### PROVIDED RECORDS
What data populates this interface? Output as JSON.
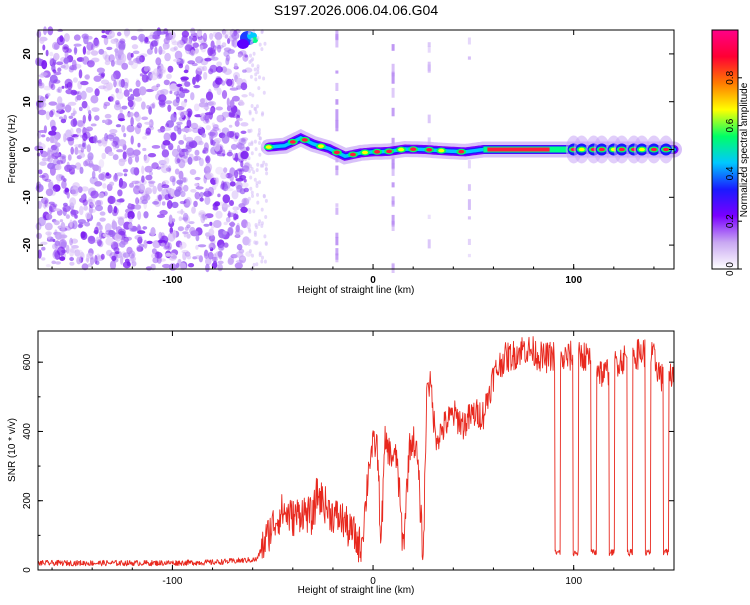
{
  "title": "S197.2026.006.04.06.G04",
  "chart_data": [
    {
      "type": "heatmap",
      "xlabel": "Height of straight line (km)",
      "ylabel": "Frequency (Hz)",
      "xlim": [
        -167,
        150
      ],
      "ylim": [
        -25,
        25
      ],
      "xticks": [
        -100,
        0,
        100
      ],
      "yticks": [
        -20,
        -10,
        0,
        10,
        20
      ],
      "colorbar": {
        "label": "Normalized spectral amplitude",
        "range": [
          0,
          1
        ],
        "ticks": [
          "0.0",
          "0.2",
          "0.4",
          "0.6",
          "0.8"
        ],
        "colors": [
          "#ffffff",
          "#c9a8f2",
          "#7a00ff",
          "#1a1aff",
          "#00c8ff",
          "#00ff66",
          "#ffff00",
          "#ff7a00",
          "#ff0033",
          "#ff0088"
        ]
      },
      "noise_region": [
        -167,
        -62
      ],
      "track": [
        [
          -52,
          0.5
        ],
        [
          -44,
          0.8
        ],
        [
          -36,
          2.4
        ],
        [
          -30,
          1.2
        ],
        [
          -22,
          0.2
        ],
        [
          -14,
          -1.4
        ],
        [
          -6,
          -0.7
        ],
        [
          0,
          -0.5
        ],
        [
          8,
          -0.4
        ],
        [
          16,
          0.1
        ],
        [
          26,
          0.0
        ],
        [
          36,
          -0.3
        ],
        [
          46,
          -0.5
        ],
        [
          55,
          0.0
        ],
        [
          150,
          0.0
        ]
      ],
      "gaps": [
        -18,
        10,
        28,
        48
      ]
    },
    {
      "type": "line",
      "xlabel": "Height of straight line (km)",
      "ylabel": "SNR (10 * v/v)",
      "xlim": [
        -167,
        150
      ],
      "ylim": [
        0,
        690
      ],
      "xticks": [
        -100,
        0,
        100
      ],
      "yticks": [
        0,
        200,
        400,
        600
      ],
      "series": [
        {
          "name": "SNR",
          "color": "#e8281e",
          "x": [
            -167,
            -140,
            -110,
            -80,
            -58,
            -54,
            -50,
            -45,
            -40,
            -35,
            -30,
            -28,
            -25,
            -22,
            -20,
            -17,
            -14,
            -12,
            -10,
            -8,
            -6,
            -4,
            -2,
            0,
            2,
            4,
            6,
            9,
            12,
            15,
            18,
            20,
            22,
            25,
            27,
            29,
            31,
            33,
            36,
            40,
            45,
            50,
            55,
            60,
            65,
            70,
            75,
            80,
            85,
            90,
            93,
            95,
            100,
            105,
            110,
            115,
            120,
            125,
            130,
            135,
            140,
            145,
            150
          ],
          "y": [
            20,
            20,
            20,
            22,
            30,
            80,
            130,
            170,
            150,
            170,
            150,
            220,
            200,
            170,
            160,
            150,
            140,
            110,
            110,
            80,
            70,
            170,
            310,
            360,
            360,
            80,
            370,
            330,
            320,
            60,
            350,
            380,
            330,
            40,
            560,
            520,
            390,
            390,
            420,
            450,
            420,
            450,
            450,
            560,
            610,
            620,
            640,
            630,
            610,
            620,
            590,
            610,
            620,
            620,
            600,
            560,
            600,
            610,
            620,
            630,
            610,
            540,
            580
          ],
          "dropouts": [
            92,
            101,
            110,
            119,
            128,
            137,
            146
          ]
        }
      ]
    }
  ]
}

### WHAT NEEDS TO BE DONE
Go through the listing above and quote it exactly, apart from its images.

### ANSWER TO THE EXERCISE
What data populates this interface? Output as JSON.
{
  "title": "S197.2026.006.04.06.G04",
  "chart_data": [
    {
      "type": "heatmap",
      "xlabel": "Height of straight line (km)",
      "ylabel": "Frequency (Hz)",
      "xlim": [
        -167,
        150
      ],
      "ylim": [
        -25,
        25
      ],
      "xticks": [
        -100,
        0,
        100
      ],
      "yticks": [
        -20,
        -10,
        0,
        10,
        20
      ],
      "colorbar": {
        "label": "Normalized spectral amplitude",
        "range": [
          0,
          1
        ],
        "ticks": [
          "0.0",
          "0.2",
          "0.4",
          "0.6",
          "0.8"
        ],
        "colors": [
          "#ffffff",
          "#c9a8f2",
          "#7a00ff",
          "#1a1aff",
          "#00c8ff",
          "#00ff66",
          "#ffff00",
          "#ff7a00",
          "#ff0033",
          "#ff0088"
        ]
      },
      "noise_region": [
        -167,
        -62
      ],
      "track": [
        [
          -52,
          0.5
        ],
        [
          -44,
          0.8
        ],
        [
          -36,
          2.4
        ],
        [
          -30,
          1.2
        ],
        [
          -22,
          0.2
        ],
        [
          -14,
          -1.4
        ],
        [
          -6,
          -0.7
        ],
        [
          0,
          -0.5
        ],
        [
          8,
          -0.4
        ],
        [
          16,
          0.1
        ],
        [
          26,
          0.0
        ],
        [
          36,
          -0.3
        ],
        [
          46,
          -0.5
        ],
        [
          55,
          0.0
        ],
        [
          150,
          0.0
        ]
      ],
      "gaps": [
        -18,
        10,
        28,
        48
      ]
    },
    {
      "type": "line",
      "xlabel": "Height of straight line (km)",
      "ylabel": "SNR (10 * v/v)",
      "xlim": [
        -167,
        150
      ],
      "ylim": [
        0,
        690
      ],
      "xticks": [
        -100,
        0,
        100
      ],
      "yticks": [
        0,
        200,
        400,
        600
      ],
      "series": [
        {
          "name": "SNR",
          "color": "#e8281e",
          "x": [
            -167,
            -140,
            -110,
            -80,
            -58,
            -54,
            -50,
            -45,
            -40,
            -35,
            -30,
            -28,
            -25,
            -22,
            -20,
            -17,
            -14,
            -12,
            -10,
            -8,
            -6,
            -4,
            -2,
            0,
            2,
            4,
            6,
            9,
            12,
            15,
            18,
            20,
            22,
            25,
            27,
            29,
            31,
            33,
            36,
            40,
            45,
            50,
            55,
            60,
            65,
            70,
            75,
            80,
            85,
            90,
            93,
            95,
            100,
            105,
            110,
            115,
            120,
            125,
            130,
            135,
            140,
            145,
            150
          ],
          "y": [
            20,
            20,
            20,
            22,
            30,
            80,
            130,
            170,
            150,
            170,
            150,
            220,
            200,
            170,
            160,
            150,
            140,
            110,
            110,
            80,
            70,
            170,
            310,
            360,
            360,
            80,
            370,
            330,
            320,
            60,
            350,
            380,
            330,
            40,
            560,
            520,
            390,
            390,
            420,
            450,
            420,
            450,
            450,
            560,
            610,
            620,
            640,
            630,
            610,
            620,
            590,
            610,
            620,
            620,
            600,
            560,
            600,
            610,
            620,
            630,
            610,
            540,
            580
          ],
          "dropouts": [
            92,
            101,
            110,
            119,
            128,
            137,
            146
          ]
        }
      ]
    }
  ]
}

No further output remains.